DIRECTIVE
What do the lines from the one containing "Transcribe this image's" through the end of the entries say? Quote them exactly, and only them.

INPUT DATA
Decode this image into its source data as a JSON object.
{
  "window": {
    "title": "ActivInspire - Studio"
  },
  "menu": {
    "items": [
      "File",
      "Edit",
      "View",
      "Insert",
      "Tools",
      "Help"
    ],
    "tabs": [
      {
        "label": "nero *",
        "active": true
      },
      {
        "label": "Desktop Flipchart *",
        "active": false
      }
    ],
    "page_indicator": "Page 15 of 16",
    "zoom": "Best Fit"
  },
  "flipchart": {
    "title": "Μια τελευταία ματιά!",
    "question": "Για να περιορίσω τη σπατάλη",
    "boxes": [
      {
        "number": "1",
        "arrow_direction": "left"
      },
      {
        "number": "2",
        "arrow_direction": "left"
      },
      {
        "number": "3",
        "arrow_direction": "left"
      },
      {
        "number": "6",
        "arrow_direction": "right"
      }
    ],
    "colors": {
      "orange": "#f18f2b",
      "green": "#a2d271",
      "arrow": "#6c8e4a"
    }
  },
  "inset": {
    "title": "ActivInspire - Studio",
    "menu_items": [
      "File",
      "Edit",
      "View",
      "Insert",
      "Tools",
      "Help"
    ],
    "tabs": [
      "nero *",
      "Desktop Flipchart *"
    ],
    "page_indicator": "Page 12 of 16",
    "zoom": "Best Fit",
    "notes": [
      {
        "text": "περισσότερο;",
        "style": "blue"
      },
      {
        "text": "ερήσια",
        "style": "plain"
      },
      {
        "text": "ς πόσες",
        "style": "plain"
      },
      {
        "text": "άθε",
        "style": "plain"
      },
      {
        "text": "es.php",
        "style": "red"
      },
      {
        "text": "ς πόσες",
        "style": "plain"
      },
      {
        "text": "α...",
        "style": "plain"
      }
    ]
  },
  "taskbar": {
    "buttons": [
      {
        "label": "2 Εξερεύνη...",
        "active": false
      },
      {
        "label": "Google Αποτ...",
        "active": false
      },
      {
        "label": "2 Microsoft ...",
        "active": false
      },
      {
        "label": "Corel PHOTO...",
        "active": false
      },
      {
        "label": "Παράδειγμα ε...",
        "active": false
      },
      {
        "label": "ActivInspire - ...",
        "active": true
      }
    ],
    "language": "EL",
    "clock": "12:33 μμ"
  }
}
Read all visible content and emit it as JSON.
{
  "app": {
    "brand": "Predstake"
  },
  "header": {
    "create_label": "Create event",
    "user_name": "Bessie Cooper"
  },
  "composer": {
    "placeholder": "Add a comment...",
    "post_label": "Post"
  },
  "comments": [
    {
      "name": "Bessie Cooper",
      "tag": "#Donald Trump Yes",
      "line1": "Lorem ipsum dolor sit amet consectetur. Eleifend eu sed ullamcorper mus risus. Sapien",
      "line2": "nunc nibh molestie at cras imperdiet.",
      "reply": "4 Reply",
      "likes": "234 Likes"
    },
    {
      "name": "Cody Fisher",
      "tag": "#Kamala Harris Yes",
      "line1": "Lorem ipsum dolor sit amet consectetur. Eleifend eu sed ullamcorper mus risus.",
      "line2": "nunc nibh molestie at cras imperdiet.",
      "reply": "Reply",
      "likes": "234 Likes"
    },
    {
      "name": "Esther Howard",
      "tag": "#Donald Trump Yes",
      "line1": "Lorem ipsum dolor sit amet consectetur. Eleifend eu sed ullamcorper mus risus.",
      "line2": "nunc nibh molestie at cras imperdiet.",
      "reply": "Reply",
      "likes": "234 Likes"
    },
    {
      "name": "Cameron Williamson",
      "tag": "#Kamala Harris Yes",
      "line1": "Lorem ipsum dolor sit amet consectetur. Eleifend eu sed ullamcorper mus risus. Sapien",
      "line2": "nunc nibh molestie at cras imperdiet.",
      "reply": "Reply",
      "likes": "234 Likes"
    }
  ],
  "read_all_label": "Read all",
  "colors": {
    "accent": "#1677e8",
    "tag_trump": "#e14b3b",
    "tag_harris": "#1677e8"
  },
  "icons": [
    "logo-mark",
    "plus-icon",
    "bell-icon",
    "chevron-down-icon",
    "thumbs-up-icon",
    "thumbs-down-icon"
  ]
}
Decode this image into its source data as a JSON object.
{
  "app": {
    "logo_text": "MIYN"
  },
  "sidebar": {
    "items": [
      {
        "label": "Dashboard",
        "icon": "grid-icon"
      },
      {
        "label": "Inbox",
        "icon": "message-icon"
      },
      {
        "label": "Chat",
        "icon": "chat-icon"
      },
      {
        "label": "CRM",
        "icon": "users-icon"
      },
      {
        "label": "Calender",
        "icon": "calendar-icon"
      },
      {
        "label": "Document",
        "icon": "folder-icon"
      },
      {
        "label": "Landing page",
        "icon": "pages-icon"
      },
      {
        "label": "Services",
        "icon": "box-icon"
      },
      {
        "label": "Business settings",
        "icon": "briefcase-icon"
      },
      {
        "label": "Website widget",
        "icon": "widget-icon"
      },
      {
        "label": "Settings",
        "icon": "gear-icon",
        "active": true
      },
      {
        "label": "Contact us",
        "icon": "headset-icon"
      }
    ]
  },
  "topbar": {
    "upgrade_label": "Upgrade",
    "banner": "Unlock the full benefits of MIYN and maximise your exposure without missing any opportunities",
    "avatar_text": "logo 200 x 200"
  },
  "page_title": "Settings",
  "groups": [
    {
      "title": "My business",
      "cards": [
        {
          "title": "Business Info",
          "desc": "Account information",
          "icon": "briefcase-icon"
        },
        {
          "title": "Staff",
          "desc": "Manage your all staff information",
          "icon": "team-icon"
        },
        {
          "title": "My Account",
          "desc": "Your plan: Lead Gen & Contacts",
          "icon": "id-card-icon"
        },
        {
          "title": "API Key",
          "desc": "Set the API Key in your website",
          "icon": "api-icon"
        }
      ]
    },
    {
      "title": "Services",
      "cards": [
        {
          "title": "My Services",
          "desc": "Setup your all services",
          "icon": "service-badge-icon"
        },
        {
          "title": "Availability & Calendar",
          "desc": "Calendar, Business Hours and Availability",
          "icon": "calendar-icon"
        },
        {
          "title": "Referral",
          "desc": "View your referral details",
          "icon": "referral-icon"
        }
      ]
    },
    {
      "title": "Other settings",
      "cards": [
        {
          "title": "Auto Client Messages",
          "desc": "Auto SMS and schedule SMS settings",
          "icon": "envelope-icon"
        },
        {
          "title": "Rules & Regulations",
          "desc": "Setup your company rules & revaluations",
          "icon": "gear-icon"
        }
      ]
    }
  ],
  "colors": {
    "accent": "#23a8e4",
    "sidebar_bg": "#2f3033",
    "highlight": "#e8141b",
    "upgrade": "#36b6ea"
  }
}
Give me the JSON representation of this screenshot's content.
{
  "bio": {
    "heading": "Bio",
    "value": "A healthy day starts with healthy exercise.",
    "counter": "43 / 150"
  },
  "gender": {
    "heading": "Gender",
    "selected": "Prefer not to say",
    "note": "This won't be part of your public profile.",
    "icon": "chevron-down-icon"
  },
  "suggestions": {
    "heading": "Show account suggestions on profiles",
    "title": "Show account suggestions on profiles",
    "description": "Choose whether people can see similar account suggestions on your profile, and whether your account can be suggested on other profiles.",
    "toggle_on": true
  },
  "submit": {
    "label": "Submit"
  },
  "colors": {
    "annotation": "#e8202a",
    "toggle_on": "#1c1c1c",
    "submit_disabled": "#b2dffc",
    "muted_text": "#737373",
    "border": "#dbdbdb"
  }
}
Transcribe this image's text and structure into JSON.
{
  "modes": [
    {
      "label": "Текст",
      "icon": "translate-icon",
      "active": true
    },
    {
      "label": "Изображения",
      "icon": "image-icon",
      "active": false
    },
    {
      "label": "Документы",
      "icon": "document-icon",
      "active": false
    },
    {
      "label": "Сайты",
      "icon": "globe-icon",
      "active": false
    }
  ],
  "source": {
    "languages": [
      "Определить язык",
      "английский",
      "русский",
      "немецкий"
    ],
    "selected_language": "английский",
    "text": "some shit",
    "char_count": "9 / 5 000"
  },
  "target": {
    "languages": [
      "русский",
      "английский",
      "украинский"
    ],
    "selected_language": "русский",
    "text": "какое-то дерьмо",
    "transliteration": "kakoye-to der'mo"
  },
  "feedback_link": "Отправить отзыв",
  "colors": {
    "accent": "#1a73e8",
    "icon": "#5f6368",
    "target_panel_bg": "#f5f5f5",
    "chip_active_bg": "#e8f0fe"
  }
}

RESPONSE TO THE EXERCISE
Transcribe this image's text and structure into JSON.
{
  "modes": [
    {
      "label": "Текст",
      "icon": "translate-icon",
      "active": true
    },
    {
      "label": "Изображения",
      "icon": "image-icon",
      "active": false
    },
    {
      "label": "Документы",
      "icon": "document-icon",
      "active": false
    },
    {
      "label": "Сайты",
      "icon": "globe-icon",
      "active": false
    }
  ],
  "source": {
    "languages": [
      "Определить язык",
      "английский",
      "русский",
      "немецкий"
    ],
    "selected_language": "английский",
    "text": "some shit",
    "char_count": "9 / 5 000"
  },
  "target": {
    "languages": [
      "русский",
      "английский",
      "украинский"
    ],
    "selected_language": "русский",
    "text": "какое-то дерьмо",
    "transliteration": "kakoye-to der'mo"
  },
  "feedback_link": "Отправить отзыв",
  "colors": {
    "accent": "#1a73e8",
    "icon": "#5f6368",
    "target_panel_bg": "#f5f5f5",
    "chip_active_bg": "#e8f0fe"
  }
}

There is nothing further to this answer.